_Record set_
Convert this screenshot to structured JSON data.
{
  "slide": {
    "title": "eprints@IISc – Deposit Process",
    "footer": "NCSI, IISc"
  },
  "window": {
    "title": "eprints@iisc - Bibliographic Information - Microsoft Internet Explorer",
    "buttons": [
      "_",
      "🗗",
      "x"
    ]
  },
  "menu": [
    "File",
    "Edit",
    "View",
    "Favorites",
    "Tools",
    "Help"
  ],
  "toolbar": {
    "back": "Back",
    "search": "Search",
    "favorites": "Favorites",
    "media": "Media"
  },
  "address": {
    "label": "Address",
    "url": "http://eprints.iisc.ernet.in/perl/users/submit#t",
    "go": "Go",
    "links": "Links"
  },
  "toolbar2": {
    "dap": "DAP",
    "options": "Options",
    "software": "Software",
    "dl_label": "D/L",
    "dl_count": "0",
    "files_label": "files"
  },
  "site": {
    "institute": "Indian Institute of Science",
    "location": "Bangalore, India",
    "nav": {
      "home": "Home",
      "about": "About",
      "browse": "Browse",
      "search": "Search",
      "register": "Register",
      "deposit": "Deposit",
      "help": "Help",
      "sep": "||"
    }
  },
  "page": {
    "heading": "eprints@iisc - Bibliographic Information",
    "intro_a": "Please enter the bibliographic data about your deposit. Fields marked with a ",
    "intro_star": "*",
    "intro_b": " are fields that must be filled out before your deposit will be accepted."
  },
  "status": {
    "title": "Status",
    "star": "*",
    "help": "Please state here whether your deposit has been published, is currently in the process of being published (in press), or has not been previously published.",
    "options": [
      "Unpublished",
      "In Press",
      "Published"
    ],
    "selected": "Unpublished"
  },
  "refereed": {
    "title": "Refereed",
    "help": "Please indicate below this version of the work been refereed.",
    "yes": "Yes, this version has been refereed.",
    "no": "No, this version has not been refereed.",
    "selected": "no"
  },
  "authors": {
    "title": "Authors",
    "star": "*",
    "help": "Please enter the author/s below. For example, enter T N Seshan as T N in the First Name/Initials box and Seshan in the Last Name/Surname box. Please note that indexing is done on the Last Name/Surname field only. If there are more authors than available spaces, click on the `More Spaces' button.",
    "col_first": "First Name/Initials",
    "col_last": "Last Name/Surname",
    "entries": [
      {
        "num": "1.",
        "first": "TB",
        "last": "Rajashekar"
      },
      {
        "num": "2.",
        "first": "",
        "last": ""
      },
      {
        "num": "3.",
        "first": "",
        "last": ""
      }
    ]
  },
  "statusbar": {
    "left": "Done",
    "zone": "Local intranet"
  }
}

_Objective_
Show the lines of the records that contain the word "been".

_Task solution_
    "help": "Please state here whether your deposit has been published, is currently in the process of being published (in press), or has not been previously published.",
    "help": "Please indicate below this version of the work been refereed.",
    "yes": "Yes, this version has been refereed.",
    "no": "No, this version has not been refereed.",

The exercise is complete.